## Exercise
Reproduce the items verbatim, starting at their first line and ending with the line that contains "- bearing-drawing-svg: ПодшипникРу".

## Given information
□ □ □

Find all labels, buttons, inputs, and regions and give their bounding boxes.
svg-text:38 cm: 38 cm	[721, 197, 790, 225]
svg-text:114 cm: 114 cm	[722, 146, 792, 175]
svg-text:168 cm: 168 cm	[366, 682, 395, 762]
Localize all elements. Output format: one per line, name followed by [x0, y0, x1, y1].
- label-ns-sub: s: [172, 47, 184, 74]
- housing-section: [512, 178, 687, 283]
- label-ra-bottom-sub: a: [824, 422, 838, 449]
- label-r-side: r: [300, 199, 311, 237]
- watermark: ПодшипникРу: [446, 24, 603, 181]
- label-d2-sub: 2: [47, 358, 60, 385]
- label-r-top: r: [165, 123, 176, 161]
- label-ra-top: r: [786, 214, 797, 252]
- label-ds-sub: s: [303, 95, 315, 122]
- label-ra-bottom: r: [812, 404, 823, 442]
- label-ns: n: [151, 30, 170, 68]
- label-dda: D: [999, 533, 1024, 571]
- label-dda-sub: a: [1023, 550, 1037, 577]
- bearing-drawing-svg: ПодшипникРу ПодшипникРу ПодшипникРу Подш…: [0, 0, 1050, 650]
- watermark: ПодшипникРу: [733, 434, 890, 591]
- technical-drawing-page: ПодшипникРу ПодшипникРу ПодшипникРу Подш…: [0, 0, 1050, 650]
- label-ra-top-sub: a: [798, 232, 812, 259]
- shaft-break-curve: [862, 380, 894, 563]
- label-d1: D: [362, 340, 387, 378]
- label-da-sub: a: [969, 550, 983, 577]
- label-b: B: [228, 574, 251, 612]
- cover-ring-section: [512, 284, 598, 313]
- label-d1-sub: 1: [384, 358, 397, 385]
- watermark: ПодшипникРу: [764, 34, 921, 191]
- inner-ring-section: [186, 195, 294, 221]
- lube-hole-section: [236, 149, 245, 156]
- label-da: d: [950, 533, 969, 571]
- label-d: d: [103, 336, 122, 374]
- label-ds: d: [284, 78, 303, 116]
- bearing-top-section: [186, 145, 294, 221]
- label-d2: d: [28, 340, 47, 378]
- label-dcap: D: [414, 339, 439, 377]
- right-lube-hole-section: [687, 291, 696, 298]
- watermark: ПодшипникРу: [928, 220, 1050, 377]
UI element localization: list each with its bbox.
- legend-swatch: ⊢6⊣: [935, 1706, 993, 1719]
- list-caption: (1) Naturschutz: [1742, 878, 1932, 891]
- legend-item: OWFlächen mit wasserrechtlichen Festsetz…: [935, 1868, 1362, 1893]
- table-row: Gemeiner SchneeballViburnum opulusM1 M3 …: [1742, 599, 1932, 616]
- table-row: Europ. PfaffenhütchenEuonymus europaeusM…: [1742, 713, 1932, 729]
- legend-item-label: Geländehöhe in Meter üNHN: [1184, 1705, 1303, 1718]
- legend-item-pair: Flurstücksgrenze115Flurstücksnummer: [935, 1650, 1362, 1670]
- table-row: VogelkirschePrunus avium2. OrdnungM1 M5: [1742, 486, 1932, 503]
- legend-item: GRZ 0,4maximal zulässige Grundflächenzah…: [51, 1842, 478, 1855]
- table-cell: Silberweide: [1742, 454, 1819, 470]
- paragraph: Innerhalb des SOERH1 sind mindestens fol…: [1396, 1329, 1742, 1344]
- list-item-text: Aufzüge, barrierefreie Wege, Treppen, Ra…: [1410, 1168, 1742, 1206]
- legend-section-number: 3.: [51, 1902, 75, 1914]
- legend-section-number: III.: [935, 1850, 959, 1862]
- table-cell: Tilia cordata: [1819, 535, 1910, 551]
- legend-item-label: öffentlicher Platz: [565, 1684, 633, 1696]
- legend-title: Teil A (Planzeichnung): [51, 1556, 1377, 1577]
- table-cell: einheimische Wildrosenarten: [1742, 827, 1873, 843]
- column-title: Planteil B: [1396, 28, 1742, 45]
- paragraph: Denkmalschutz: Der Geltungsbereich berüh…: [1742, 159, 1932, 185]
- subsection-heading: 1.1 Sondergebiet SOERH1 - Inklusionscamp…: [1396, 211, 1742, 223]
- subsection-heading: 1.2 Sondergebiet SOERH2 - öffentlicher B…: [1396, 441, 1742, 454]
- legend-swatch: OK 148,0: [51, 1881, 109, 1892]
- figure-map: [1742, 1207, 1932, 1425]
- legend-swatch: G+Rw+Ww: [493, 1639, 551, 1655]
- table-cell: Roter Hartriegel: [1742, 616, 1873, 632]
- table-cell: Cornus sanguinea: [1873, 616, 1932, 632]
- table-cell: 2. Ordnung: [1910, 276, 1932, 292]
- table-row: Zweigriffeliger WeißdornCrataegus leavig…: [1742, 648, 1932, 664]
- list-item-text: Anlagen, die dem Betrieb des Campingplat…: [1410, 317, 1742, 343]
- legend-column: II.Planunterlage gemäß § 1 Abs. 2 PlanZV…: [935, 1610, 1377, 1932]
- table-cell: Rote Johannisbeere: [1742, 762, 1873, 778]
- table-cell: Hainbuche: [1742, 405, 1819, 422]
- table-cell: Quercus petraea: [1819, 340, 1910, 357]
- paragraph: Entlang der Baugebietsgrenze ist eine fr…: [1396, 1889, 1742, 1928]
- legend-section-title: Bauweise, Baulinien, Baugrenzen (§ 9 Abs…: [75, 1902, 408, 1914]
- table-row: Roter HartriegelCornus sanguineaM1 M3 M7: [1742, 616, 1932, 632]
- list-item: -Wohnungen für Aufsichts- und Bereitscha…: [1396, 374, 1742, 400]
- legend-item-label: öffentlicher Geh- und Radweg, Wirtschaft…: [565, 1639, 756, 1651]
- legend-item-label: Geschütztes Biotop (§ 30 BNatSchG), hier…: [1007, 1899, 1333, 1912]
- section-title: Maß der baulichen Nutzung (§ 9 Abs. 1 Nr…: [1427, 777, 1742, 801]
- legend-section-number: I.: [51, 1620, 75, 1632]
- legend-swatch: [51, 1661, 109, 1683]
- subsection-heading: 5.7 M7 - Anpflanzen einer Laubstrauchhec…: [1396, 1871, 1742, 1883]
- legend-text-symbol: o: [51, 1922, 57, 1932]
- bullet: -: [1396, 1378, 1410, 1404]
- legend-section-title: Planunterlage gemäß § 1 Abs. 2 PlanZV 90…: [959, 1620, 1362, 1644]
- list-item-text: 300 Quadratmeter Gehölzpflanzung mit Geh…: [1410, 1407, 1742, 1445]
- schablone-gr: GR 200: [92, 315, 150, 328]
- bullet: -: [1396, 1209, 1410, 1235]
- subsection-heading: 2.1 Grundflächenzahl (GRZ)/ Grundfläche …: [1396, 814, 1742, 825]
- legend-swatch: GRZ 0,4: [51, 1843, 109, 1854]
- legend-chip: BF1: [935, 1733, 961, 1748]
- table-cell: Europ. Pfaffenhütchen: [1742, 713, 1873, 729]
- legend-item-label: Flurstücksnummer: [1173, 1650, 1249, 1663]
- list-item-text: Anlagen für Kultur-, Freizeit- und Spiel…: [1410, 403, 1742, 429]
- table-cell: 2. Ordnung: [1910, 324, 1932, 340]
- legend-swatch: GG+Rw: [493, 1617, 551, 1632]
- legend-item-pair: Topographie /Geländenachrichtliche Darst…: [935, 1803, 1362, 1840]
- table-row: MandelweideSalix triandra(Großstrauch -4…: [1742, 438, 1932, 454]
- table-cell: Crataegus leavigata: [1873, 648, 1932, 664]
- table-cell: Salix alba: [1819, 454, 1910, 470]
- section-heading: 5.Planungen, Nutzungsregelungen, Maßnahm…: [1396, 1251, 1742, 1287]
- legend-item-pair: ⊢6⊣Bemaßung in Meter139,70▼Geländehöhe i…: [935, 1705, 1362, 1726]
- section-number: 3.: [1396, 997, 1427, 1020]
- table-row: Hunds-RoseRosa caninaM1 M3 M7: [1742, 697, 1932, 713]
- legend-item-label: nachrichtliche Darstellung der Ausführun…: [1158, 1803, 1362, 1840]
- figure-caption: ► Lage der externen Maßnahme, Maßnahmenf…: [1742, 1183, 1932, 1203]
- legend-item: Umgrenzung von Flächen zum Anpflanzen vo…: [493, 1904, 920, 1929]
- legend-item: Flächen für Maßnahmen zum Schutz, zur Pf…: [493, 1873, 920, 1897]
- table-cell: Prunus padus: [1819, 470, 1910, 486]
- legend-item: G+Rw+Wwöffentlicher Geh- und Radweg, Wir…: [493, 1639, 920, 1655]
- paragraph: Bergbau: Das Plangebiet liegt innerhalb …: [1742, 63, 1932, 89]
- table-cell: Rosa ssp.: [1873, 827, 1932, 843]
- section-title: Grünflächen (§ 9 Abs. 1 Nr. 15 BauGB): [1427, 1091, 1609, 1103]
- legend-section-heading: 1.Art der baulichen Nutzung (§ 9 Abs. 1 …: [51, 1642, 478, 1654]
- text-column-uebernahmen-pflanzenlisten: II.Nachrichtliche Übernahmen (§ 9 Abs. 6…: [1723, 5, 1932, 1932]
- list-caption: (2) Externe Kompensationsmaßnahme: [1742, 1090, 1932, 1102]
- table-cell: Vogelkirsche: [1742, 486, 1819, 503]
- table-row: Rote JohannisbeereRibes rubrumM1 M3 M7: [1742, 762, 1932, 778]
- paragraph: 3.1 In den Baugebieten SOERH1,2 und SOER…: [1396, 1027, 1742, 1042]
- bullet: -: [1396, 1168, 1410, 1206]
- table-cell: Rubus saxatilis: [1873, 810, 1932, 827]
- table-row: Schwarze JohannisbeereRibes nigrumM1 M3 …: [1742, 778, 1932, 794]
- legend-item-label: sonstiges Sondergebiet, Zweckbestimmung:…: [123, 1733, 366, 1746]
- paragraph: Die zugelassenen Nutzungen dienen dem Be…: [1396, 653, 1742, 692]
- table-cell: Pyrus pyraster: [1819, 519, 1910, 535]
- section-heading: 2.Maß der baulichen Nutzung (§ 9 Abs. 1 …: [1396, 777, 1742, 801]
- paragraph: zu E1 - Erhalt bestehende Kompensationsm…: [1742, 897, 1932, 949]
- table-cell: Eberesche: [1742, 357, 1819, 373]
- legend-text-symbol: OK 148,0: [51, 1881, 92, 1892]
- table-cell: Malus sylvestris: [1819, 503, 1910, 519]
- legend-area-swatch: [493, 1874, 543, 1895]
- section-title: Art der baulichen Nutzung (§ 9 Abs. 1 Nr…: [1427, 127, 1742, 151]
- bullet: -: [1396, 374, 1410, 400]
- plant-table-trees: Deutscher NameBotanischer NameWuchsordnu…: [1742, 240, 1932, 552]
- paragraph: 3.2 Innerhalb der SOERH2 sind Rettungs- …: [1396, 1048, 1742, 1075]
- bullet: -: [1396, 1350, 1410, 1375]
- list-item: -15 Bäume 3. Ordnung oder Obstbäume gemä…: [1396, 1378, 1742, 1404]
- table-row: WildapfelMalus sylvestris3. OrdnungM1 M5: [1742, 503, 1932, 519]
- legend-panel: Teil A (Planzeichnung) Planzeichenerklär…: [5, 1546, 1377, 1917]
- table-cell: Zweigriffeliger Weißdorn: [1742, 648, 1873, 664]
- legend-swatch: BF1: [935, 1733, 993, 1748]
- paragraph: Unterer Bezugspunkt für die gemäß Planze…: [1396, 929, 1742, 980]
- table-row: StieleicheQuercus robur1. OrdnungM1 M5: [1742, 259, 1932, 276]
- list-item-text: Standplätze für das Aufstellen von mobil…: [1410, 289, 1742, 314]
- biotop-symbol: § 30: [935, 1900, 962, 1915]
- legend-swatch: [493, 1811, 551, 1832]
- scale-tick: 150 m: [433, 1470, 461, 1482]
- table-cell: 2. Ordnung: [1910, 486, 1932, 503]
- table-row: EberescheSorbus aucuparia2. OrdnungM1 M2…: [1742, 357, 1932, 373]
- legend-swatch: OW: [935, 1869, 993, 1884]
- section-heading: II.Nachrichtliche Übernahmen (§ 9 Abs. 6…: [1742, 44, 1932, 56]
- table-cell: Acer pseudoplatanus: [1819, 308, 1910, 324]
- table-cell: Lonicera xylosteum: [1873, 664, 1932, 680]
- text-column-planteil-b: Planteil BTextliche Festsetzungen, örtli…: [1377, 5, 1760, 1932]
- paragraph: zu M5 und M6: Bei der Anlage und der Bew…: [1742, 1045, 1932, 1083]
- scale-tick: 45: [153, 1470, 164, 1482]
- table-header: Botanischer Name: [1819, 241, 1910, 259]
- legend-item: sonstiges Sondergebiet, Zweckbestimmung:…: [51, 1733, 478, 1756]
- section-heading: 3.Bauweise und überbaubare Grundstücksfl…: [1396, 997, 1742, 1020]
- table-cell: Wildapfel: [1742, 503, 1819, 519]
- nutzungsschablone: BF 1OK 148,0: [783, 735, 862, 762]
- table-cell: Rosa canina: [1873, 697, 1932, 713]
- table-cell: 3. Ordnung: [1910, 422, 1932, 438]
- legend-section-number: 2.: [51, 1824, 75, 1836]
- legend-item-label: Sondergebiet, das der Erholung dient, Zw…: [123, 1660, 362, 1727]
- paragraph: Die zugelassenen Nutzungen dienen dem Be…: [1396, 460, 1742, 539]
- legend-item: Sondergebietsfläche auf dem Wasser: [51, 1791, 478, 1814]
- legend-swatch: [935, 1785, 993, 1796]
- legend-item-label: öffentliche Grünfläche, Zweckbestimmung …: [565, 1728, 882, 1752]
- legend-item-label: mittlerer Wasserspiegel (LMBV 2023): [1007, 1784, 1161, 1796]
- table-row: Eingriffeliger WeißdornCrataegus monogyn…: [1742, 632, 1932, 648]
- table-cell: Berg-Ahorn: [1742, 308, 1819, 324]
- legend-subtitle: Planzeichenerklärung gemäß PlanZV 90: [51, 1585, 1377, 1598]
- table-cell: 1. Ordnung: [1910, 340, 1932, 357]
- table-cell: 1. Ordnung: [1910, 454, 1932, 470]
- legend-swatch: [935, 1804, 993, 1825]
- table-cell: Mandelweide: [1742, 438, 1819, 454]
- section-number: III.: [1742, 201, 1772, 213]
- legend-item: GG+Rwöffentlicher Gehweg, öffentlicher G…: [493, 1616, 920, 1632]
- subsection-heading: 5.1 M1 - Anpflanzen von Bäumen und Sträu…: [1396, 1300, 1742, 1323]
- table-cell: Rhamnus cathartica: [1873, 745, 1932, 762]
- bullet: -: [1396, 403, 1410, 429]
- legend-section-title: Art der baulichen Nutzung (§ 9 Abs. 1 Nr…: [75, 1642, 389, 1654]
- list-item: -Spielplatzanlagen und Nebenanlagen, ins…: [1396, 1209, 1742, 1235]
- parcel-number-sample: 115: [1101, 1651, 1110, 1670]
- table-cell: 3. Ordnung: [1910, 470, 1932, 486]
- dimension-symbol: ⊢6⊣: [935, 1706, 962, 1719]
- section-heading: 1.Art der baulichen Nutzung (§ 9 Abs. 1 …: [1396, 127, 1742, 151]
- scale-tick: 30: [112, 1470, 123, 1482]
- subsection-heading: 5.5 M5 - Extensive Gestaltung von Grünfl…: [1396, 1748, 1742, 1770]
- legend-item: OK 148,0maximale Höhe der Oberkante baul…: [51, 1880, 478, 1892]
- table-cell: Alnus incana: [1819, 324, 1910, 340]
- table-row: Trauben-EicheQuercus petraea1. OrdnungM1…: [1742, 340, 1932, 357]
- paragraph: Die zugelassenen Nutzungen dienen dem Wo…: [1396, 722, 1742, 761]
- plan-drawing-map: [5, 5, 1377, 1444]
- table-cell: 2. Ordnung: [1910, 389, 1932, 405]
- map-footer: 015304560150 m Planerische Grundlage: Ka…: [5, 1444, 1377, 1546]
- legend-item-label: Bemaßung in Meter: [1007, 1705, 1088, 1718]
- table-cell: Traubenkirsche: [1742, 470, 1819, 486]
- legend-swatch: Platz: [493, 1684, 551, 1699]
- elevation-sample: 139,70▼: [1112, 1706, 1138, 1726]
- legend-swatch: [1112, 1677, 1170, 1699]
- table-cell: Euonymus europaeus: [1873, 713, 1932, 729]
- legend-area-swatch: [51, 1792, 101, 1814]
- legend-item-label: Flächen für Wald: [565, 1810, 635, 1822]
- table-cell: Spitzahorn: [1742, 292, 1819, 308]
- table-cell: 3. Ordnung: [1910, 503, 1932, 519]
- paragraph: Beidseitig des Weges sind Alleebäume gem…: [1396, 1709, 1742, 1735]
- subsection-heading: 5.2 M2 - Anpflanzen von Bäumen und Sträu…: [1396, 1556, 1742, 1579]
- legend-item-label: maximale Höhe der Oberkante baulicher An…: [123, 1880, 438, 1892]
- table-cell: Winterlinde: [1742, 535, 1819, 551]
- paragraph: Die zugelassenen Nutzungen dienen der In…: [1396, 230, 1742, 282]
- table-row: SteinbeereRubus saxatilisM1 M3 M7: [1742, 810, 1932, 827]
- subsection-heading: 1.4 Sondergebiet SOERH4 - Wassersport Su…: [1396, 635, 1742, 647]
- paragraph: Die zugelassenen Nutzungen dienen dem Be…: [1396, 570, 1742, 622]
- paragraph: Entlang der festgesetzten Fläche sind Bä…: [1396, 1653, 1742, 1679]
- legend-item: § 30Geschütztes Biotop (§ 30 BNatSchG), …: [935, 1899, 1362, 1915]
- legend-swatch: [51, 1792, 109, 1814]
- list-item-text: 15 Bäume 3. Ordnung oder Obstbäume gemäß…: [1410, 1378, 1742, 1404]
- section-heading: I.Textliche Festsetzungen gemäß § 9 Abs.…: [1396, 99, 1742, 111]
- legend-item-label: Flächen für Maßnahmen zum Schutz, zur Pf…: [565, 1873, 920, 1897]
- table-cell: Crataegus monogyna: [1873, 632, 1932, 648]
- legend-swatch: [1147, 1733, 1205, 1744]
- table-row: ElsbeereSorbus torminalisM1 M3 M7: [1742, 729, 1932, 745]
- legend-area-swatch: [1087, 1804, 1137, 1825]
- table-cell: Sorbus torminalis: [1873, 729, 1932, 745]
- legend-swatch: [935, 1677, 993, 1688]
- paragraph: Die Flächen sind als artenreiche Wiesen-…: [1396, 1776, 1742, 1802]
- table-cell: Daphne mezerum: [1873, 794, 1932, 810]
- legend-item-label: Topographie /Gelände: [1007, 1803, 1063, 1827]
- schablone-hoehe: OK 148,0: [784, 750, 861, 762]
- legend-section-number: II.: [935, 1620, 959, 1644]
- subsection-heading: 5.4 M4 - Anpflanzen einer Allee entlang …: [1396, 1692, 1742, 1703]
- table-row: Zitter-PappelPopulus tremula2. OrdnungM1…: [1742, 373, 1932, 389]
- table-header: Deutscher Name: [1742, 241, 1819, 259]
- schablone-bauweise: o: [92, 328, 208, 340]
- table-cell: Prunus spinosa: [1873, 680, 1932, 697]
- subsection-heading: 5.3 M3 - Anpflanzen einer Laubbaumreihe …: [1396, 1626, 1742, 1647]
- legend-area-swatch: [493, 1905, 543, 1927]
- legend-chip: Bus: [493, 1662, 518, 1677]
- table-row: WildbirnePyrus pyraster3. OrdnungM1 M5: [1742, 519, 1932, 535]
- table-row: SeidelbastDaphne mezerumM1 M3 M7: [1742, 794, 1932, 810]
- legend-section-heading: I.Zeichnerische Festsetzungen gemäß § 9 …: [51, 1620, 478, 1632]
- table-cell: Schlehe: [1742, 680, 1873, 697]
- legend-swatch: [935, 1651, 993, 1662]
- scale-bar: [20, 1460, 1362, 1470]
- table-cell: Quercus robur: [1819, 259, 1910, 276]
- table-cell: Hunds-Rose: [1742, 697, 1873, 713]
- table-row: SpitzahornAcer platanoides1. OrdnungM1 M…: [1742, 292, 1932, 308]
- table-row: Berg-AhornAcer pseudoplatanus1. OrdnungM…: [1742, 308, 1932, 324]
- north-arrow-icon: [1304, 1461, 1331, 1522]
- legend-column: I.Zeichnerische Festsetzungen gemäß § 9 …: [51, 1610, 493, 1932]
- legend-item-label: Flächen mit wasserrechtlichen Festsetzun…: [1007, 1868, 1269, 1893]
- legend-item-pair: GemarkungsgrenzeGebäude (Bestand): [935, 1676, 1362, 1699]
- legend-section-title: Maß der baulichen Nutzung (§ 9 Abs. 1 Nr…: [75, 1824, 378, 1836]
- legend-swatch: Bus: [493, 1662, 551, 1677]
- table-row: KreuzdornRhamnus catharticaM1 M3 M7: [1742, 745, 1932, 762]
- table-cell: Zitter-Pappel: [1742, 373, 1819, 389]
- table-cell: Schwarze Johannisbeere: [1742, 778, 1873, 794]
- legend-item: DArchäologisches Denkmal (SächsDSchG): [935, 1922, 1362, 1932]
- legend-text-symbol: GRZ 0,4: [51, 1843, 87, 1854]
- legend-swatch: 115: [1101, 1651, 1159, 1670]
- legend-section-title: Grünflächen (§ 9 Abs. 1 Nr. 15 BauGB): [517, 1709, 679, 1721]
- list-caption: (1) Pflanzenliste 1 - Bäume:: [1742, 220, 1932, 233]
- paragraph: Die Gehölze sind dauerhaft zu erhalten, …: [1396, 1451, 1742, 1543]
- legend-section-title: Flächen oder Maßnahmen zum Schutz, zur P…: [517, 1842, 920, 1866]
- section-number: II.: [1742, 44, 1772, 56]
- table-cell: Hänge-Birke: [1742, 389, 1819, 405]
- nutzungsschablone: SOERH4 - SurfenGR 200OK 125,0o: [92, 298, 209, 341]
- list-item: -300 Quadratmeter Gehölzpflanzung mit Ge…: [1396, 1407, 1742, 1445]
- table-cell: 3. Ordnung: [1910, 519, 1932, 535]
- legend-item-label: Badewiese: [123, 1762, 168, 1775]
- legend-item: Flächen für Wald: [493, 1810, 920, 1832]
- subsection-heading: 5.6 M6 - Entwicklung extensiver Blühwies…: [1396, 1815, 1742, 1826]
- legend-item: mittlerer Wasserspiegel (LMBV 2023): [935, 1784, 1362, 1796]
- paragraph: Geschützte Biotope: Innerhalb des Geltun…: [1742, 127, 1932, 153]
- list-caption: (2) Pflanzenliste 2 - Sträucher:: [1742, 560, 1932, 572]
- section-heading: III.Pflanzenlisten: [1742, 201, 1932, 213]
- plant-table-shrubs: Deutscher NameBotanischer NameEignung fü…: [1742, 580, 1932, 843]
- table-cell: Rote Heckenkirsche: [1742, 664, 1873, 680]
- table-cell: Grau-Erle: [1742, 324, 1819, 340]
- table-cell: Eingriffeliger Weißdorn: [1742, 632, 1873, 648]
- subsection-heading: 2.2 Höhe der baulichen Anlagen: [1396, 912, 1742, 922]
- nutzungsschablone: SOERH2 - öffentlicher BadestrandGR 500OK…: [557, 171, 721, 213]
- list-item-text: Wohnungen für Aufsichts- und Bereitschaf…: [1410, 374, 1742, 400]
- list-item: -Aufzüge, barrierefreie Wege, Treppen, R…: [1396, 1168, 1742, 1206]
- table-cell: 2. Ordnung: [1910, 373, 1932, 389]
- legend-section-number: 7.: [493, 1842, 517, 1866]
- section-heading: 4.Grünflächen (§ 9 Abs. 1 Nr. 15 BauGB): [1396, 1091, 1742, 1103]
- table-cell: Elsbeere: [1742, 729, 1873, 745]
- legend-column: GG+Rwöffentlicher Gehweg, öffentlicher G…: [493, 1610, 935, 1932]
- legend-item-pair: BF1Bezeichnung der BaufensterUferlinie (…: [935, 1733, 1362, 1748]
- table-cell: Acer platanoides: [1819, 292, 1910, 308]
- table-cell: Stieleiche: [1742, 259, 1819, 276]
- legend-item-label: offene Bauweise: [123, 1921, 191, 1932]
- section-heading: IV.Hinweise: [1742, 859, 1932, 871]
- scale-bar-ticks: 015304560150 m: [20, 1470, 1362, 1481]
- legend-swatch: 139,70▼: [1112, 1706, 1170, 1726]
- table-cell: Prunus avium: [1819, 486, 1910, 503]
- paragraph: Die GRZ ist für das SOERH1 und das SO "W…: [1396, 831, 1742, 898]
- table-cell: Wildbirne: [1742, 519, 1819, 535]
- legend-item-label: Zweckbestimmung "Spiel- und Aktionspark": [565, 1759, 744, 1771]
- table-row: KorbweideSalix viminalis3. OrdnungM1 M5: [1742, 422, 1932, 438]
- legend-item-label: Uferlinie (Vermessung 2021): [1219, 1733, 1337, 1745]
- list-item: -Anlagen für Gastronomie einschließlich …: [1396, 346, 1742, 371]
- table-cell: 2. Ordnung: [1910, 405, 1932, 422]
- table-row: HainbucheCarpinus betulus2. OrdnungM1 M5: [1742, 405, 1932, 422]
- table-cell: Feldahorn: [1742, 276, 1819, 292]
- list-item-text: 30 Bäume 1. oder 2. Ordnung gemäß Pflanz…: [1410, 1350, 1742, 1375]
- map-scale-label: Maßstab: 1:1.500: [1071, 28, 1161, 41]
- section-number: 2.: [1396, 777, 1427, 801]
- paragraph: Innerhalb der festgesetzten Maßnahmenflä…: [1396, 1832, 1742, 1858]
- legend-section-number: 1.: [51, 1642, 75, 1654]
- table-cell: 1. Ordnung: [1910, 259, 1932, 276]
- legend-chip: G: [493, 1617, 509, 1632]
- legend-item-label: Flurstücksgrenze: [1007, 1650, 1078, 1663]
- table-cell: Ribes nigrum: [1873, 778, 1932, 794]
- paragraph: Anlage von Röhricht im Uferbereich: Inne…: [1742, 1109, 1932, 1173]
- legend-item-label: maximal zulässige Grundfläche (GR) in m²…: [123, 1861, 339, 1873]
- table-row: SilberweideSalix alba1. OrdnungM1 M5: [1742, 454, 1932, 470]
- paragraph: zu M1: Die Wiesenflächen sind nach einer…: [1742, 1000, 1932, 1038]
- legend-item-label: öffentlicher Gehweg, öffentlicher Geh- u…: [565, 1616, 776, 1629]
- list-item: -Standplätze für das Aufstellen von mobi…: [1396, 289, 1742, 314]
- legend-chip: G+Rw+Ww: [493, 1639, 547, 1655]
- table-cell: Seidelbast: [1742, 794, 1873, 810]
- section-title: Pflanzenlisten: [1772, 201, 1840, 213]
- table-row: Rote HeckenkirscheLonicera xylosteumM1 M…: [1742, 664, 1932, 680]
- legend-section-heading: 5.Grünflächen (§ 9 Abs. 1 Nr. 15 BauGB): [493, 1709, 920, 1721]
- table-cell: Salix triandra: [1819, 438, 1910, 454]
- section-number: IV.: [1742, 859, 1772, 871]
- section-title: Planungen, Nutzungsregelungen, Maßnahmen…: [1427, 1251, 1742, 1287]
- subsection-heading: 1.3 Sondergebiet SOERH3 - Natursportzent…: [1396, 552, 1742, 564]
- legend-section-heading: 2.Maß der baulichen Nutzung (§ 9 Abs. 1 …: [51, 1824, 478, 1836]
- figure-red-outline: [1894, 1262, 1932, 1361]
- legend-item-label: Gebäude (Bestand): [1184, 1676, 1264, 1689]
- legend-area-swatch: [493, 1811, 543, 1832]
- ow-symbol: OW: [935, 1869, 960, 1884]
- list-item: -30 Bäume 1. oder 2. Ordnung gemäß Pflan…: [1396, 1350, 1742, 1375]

□ □ □

## The solution
Find all labels, buttons, inputs, and regions and give their bounding boxes.
svg-text:38 cm: 38 cm	[721, 197, 790, 225]
svg-text:114 cm: 114 cm	[722, 146, 792, 175]
svg-text:168 cm: 168 cm	[366, 682, 395, 762]
Localize all elements. Output format: one per line, name followed by [x0, y0, x1, y1].
- label-ns-sub: s: [172, 47, 184, 74]
- housing-section: [512, 178, 687, 283]
- label-ra-bottom-sub: a: [824, 422, 838, 449]
- label-r-side: r: [300, 199, 311, 237]
- watermark: ПодшипникРу: [446, 24, 603, 181]
- label-d2-sub: 2: [47, 358, 60, 385]
- label-r-top: r: [165, 123, 176, 161]
- label-ra-top: r: [786, 214, 797, 252]
- label-ds-sub: s: [303, 95, 315, 122]
- label-ra-bottom: r: [812, 404, 823, 442]
- label-ns: n: [151, 30, 170, 68]
- label-dda: D: [999, 533, 1024, 571]
- label-dda-sub: a: [1023, 550, 1037, 577]
- bearing-drawing-svg: ПодшипникРу ПодшипникРу ПодшипникРу Подш…: [0, 0, 1050, 650]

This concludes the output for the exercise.